Researchers discovered cave paintings depicting what may be part-animal, part-human figures — decked out with animal snouts — hunting wild pigs and dwarf buffaloes in Indonesia. These may be the oldest known examples of rock art, a new study finds.
The 44,000-year-old artwork may also be the oldest evidence for the human ability to imagine the existence of supernatural beings, scientists added.
The ancient painting was discovered in the limestone cave of Leang Bulu' Sipong 4 in the Indonesian island of Sulawesi in 2017. During a survey for rock art, study co-author Pak Hamrullah noticed "what appeared to be the entrance to a cave located high up in a limestone cliff face, and he climbed several meters up a fig tree vine to investigate it," study co-author Adam Brumm, an archaeologist at Griffith University in Brisbane, Australia, told Live Science.
The people who created the 14.75-foot-long (4.5 meters) cave painting used dark red pigment to depict what appear to be at least eight small, human-like figures using spears or ropes to hunt six animals: two Sulawesi warty pigs and four dwarf buffaloes known as anoas.

━━━━

Can you output the passage of the cave art article from "The 44,000-year-old artwork" up to and including "told Live Science.", word for word?

Dataset entries:
━━━━

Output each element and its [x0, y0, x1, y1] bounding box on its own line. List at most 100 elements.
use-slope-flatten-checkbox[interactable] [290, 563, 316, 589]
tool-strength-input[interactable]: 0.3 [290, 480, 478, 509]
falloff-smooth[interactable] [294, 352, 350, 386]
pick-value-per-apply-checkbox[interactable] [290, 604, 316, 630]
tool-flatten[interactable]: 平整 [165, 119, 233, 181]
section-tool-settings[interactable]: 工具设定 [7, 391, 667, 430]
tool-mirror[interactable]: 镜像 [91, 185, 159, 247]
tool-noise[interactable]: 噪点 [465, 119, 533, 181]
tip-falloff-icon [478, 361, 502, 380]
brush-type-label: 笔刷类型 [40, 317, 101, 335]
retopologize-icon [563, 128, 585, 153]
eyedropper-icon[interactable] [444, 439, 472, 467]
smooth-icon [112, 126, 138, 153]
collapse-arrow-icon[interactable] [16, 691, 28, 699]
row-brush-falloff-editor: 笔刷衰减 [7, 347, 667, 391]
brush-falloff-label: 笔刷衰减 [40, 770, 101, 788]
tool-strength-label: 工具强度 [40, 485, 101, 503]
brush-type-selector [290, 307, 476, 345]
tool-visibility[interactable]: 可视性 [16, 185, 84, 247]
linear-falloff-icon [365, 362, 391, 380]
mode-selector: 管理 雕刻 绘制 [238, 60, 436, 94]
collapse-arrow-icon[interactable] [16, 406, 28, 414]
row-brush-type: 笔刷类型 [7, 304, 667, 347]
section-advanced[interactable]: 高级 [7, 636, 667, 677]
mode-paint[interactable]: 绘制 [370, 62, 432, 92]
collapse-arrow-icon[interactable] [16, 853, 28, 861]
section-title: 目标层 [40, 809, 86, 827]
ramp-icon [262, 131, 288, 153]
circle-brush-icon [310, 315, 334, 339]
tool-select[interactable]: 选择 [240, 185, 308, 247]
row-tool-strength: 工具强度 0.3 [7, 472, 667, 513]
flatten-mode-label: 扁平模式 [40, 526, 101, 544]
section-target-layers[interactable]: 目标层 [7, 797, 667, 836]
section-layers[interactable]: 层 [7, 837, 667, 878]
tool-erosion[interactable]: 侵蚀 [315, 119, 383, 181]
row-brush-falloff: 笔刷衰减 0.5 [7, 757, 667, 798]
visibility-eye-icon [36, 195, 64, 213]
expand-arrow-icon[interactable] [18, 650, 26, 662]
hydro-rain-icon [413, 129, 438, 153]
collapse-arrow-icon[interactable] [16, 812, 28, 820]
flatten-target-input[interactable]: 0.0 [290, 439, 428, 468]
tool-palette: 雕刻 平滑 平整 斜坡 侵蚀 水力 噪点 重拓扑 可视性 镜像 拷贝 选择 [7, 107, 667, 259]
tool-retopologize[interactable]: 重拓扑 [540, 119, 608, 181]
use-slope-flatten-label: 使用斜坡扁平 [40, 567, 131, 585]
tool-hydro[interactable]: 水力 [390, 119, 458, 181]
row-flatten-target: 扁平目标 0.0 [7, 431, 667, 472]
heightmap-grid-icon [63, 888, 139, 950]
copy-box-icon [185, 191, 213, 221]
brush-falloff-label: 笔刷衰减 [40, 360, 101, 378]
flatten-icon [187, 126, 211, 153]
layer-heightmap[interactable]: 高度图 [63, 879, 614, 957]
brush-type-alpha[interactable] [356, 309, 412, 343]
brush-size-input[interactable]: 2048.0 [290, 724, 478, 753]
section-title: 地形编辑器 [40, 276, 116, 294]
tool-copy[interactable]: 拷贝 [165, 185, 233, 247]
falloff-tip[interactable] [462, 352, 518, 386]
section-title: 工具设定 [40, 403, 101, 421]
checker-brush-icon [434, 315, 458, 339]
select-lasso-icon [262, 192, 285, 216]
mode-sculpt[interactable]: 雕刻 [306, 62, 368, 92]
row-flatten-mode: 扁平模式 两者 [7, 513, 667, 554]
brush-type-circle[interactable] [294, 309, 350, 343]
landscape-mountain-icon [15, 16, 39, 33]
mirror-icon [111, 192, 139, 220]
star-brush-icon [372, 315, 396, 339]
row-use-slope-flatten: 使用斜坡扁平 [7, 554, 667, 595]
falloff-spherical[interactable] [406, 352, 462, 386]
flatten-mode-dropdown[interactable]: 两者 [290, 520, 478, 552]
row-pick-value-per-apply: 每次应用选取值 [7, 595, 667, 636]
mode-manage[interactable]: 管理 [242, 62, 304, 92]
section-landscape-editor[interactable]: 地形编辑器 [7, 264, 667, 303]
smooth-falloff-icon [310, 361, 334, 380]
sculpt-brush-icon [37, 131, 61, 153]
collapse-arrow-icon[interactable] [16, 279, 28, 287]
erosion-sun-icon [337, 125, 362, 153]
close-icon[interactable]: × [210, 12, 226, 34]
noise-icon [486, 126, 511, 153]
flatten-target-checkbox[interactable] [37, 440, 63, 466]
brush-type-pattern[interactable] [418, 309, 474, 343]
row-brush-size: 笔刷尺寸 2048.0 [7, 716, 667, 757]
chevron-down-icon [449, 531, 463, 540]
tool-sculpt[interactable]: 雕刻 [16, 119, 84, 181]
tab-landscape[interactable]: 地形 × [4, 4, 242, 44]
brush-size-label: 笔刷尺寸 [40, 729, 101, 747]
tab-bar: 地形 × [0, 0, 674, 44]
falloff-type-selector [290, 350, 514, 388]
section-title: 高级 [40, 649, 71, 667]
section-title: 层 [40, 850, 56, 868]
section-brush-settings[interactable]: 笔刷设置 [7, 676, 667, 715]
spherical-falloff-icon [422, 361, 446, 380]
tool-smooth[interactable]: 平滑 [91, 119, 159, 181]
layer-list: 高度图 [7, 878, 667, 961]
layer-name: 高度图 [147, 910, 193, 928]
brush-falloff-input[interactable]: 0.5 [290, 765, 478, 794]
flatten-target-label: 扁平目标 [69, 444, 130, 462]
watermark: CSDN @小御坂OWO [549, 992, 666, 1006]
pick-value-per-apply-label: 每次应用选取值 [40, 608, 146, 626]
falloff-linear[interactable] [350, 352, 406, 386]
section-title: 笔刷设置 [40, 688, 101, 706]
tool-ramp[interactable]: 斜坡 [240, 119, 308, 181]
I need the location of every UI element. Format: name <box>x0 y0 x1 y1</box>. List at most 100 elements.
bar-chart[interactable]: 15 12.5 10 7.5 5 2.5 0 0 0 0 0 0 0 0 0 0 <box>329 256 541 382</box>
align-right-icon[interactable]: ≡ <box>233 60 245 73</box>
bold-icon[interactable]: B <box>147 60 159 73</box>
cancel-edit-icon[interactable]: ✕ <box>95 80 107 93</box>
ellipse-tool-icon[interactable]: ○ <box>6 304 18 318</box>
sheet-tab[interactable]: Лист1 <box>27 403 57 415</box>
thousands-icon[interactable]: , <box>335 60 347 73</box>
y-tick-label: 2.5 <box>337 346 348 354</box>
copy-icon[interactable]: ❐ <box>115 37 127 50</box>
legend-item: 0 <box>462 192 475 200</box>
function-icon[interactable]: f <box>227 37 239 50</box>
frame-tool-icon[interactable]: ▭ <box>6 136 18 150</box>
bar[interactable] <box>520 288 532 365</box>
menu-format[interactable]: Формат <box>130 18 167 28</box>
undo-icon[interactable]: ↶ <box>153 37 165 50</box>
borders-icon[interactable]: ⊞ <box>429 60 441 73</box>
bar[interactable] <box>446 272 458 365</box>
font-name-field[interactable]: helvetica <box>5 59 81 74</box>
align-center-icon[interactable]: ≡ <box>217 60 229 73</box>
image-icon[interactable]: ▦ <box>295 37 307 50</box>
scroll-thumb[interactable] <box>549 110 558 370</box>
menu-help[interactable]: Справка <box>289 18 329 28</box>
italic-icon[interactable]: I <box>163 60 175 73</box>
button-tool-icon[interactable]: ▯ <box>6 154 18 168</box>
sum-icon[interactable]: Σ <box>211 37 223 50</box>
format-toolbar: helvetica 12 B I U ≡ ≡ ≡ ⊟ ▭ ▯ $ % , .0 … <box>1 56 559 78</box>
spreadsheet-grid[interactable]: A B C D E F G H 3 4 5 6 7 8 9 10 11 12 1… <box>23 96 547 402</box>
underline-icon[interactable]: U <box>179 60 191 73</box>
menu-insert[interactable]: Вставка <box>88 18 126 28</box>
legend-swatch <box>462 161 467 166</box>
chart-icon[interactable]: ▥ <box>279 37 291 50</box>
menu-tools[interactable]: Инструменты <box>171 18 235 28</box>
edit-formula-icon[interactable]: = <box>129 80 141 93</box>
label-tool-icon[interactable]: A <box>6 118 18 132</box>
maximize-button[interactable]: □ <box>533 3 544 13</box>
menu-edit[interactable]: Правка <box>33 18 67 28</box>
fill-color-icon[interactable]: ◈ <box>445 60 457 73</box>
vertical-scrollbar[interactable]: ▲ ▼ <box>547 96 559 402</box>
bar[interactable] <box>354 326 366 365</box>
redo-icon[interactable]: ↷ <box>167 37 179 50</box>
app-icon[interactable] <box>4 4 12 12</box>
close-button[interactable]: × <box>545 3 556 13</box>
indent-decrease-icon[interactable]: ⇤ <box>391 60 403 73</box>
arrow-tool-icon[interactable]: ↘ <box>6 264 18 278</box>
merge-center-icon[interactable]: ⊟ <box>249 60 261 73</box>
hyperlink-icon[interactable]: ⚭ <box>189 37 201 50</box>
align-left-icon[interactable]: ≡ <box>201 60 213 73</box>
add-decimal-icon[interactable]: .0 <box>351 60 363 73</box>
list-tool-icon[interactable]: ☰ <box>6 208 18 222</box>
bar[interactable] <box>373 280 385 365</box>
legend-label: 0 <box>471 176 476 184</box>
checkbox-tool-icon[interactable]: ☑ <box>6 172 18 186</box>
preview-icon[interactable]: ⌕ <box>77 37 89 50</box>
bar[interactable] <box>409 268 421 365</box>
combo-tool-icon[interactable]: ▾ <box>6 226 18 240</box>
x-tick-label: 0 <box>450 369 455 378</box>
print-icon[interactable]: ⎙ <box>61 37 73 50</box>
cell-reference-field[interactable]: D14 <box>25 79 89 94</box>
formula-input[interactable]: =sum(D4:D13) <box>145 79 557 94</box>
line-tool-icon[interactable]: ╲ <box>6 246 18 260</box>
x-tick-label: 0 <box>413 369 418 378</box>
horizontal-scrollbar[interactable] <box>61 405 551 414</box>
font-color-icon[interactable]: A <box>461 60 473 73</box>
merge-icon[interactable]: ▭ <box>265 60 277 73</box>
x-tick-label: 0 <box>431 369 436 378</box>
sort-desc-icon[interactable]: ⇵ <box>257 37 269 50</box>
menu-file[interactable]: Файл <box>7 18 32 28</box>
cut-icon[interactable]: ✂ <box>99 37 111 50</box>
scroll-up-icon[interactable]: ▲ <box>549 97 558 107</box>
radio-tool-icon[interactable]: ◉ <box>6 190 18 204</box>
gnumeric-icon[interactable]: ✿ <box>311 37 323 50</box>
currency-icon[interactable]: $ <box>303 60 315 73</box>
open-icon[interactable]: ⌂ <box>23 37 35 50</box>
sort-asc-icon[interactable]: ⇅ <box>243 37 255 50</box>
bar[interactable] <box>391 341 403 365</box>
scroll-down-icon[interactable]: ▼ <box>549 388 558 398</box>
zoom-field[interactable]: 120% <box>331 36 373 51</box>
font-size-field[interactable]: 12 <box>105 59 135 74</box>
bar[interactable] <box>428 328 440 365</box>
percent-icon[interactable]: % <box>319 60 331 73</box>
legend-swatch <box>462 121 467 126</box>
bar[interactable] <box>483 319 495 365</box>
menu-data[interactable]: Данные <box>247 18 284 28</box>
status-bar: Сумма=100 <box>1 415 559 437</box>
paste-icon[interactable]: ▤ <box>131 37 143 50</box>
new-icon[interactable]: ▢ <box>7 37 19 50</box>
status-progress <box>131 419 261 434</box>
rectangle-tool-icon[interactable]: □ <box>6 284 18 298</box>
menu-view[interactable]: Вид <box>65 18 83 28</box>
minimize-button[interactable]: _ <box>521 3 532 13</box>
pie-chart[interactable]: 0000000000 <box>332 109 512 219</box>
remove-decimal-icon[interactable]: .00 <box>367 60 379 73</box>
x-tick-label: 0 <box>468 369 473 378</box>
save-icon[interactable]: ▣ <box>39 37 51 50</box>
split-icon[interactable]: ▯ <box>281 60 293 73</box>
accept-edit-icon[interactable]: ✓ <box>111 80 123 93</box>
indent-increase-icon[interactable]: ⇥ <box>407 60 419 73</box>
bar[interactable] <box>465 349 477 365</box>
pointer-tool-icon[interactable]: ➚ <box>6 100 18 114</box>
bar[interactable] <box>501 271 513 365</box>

━━━━

● **Problem solution**
The 44,000-year-old artwork may also be the oldest evidence for the human ability to imagine the existence of supernatural beings, scientists added.
The ancient painting was discovered in the limestone cave of Leang Bulu' Sipong 4 in the Indonesian island of Sulawesi in 2017. During a survey for rock art, study co-author Pak Hamrullah noticed "what appeared to be the entrance to a cave located high up in a limestone cliff face, and he climbed several meters up a fig tree vine to investigate it," study co-author Adam Brumm, an archaeologist at Griffith University in Brisbane, Australia, told Live Science.